● TASK: Every entry below should be transcribed exactly; pictures stay out of the copy.

● SOURCE RECORDS:
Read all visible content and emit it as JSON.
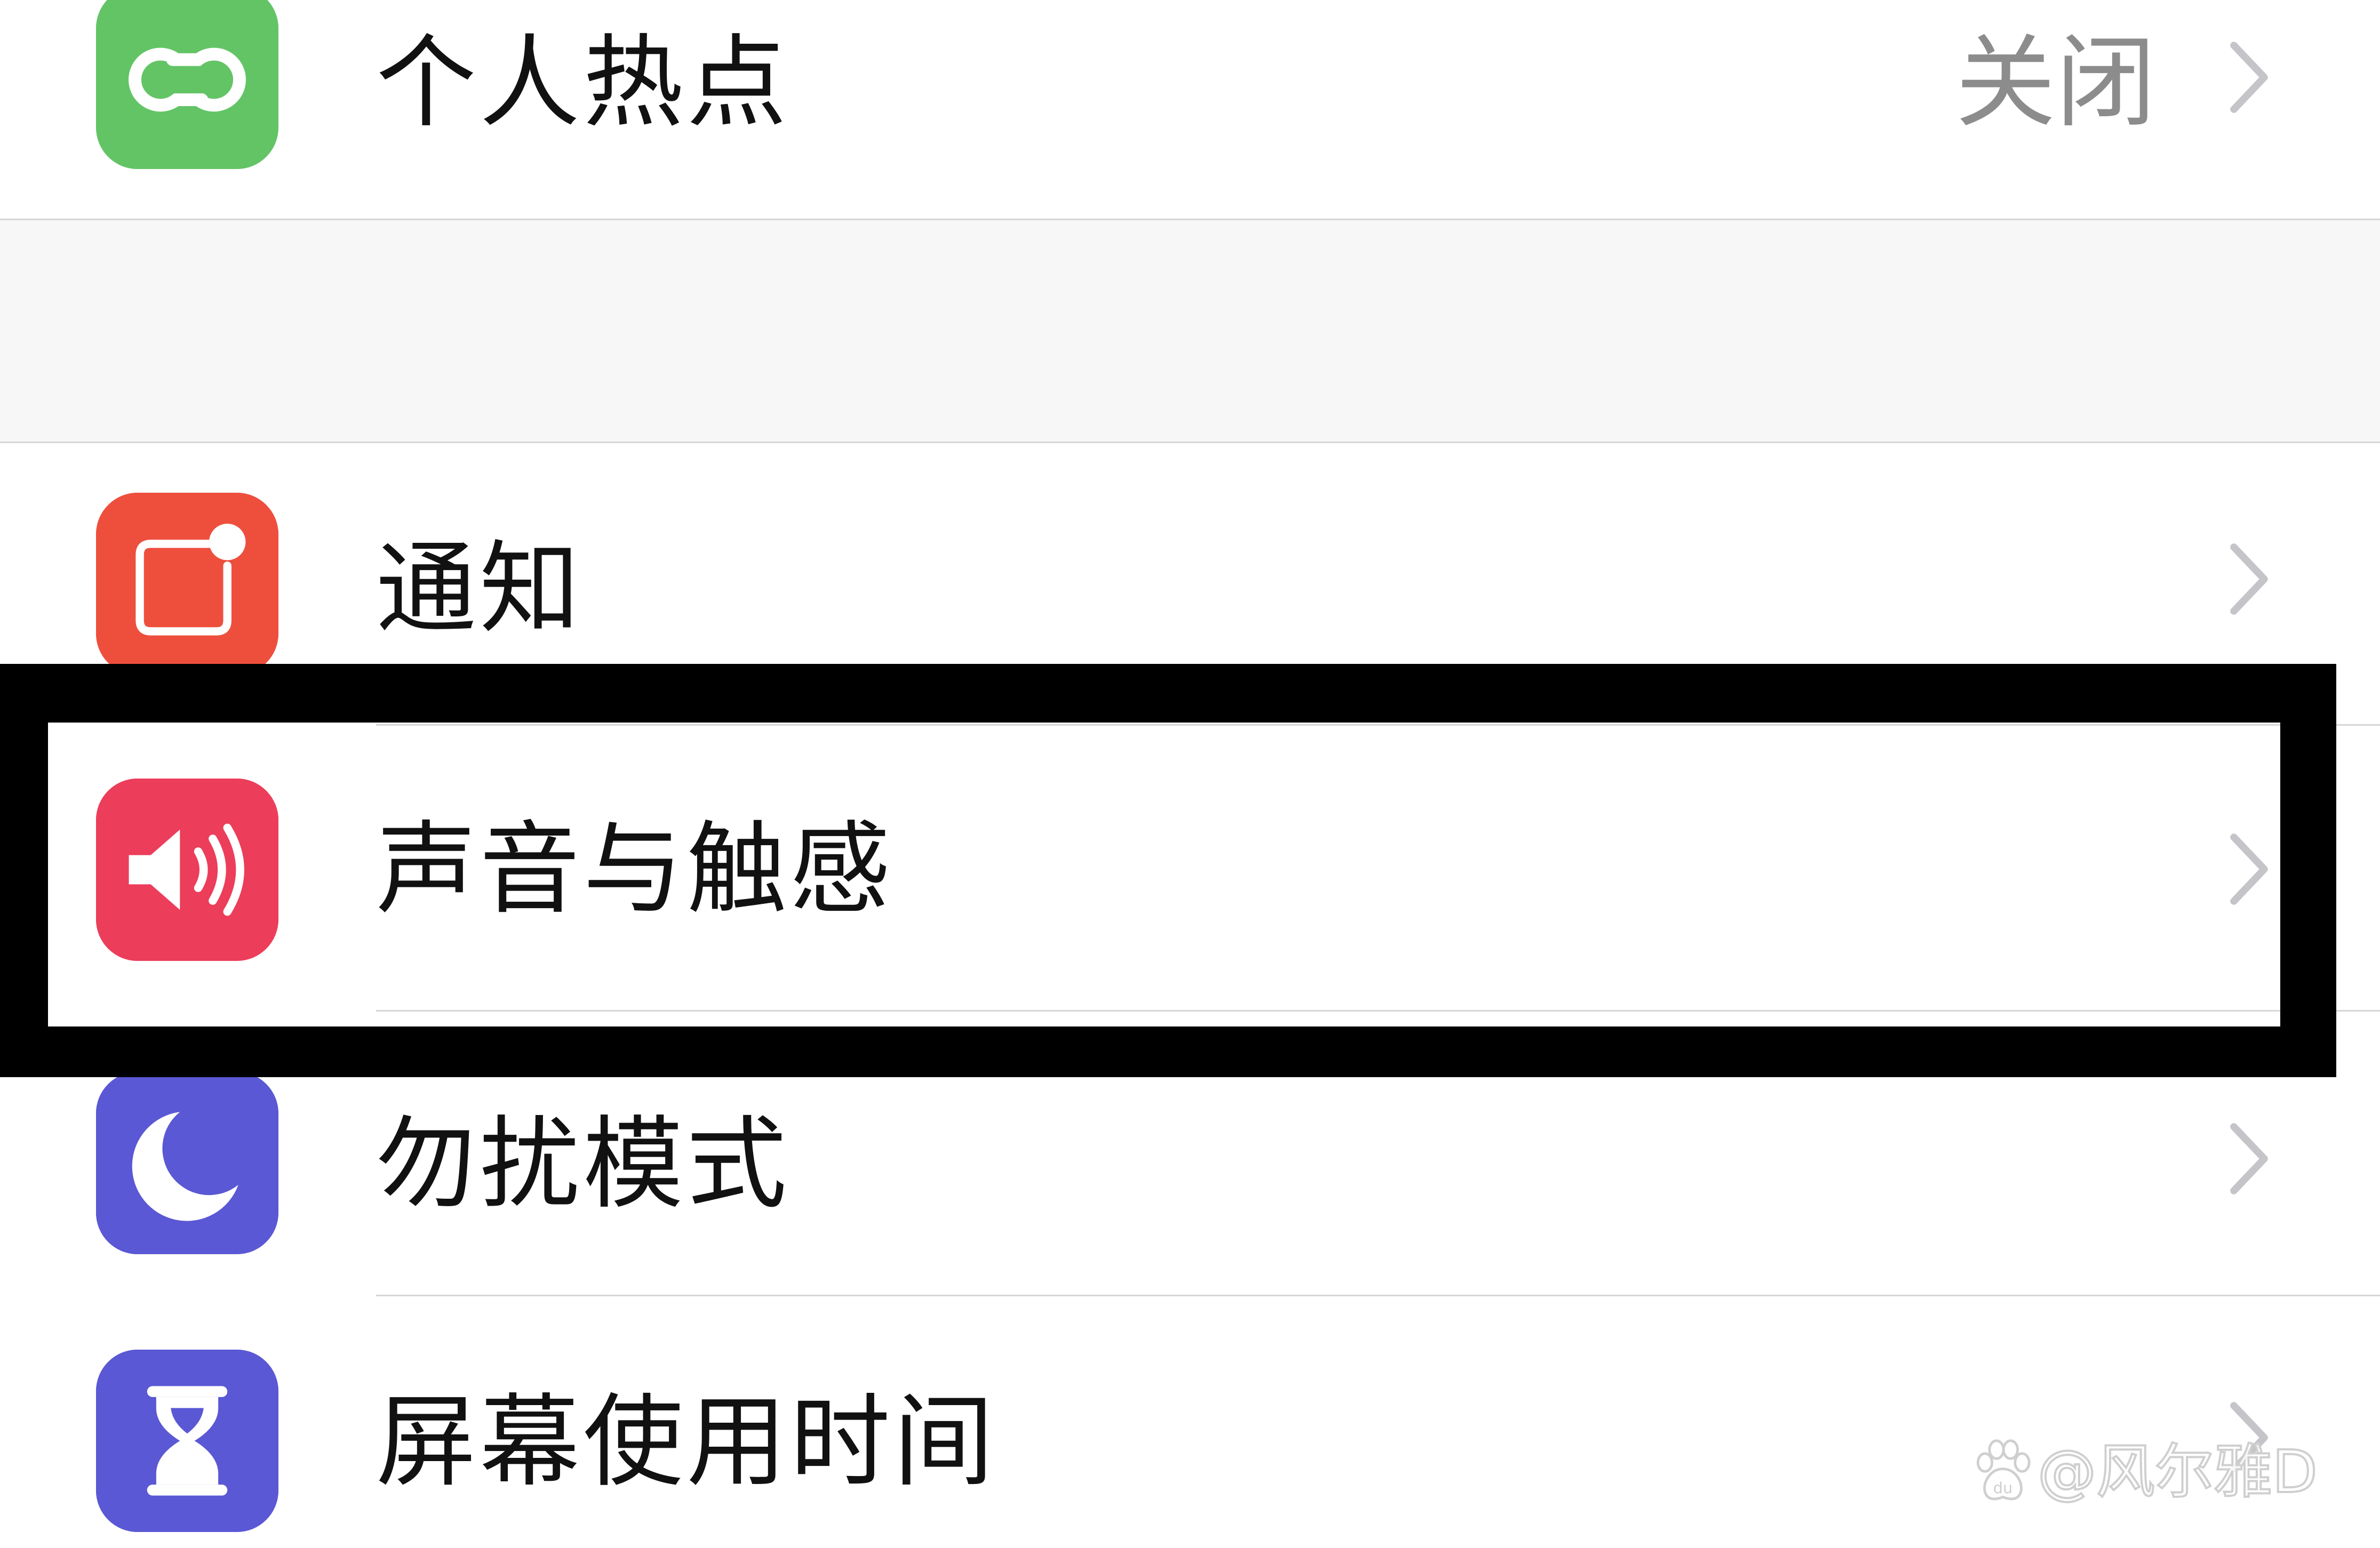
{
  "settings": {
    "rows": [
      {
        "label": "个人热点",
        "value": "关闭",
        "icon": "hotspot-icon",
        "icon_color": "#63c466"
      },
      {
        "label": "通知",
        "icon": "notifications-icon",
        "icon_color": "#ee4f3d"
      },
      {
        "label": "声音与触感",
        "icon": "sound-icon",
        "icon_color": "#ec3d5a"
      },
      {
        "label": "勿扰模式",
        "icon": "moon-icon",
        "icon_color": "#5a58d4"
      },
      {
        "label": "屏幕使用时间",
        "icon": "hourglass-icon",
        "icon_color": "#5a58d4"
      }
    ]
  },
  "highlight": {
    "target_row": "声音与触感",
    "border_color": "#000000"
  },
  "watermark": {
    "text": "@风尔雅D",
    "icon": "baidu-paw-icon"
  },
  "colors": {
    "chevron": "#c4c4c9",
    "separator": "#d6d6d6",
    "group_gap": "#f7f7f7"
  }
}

● FINAL ANSWER:
Read all visible content and emit it as JSON.
{
  "settings": {
    "rows": [
      {
        "label": "个人热点",
        "value": "关闭",
        "icon": "hotspot-icon",
        "icon_color": "#63c466"
      },
      {
        "label": "通知",
        "icon": "notifications-icon",
        "icon_color": "#ee4f3d"
      },
      {
        "label": "声音与触感",
        "icon": "sound-icon",
        "icon_color": "#ec3d5a"
      },
      {
        "label": "勿扰模式",
        "icon": "moon-icon",
        "icon_color": "#5a58d4"
      },
      {
        "label": "屏幕使用时间",
        "icon": "hourglass-icon",
        "icon_color": "#5a58d4"
      }
    ]
  },
  "highlight": {
    "target_row": "声音与触感",
    "border_color": "#000000"
  },
  "watermark": {
    "text": "@风尔雅D",
    "icon": "baidu-paw-icon"
  },
  "colors": {
    "chevron": "#c4c4c9",
    "separator": "#d6d6d6",
    "group_gap": "#f7f7f7"
  }
}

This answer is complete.